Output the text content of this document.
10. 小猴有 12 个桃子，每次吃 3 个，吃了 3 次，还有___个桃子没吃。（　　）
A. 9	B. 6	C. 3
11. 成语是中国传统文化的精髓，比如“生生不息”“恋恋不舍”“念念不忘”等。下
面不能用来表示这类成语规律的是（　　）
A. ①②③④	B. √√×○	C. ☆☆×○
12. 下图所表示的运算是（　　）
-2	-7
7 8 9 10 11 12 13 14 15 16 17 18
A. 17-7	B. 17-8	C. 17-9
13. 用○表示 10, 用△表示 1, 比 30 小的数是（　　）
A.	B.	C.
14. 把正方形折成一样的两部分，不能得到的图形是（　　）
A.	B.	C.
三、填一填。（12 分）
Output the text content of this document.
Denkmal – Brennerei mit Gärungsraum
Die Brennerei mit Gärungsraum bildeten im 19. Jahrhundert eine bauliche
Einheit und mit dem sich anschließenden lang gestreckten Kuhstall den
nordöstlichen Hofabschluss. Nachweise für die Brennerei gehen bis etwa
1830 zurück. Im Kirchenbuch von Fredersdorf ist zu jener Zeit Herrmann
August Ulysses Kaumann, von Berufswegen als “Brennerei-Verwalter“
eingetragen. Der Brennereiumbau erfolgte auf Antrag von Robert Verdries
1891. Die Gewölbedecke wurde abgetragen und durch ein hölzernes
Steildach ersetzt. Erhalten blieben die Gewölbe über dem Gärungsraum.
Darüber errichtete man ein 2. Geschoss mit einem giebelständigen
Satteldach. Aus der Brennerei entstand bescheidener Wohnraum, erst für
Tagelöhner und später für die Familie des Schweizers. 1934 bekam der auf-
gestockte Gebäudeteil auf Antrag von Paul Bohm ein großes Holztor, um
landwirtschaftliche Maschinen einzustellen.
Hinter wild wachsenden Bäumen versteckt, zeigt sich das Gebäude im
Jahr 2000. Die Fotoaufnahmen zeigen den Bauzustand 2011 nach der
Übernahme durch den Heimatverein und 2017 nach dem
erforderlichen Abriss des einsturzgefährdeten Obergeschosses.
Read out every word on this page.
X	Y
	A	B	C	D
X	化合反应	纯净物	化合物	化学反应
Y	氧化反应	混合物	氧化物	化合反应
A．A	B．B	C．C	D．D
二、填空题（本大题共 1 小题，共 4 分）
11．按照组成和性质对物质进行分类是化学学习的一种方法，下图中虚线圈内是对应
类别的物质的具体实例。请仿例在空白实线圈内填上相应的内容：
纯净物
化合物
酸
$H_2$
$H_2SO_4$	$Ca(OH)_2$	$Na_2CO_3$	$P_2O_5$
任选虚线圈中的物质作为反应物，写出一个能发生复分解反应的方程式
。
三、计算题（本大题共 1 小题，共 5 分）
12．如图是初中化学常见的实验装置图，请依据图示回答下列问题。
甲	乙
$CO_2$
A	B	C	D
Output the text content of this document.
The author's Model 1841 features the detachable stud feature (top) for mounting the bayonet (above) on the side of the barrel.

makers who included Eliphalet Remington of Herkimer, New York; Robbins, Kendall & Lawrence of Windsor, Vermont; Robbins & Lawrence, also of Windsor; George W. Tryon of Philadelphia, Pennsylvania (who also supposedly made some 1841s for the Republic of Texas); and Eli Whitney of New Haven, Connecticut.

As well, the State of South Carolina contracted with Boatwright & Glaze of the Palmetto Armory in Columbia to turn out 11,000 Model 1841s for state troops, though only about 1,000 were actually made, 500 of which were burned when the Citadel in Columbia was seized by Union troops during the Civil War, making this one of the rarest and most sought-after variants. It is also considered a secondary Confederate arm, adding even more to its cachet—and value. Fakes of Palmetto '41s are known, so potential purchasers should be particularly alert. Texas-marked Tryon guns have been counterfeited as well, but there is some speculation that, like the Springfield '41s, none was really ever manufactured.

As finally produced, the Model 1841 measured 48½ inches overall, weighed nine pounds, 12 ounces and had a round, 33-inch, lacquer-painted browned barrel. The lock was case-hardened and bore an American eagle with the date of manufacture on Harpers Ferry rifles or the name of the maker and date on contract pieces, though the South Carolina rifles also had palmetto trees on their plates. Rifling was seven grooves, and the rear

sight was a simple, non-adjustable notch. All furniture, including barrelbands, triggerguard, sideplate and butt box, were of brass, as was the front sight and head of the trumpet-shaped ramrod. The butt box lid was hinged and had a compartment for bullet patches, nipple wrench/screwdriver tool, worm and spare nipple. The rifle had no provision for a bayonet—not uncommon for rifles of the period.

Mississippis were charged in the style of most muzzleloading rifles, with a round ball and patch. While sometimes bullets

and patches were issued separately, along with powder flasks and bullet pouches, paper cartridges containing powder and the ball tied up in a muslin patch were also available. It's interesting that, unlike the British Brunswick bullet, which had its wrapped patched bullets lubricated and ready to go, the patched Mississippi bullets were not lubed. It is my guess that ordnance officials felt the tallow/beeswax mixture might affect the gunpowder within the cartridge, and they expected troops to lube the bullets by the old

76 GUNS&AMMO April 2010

= = = =

== EXERCISE TASK ==
Select every line above that contains the word "durch", and copy it.

== FINISHED EXERCISE ==
1891. Die Gewölbedecke wurde abgetragen und durch ein hölzernes
Übernahme durch den Heimatverein und 2017 nach dem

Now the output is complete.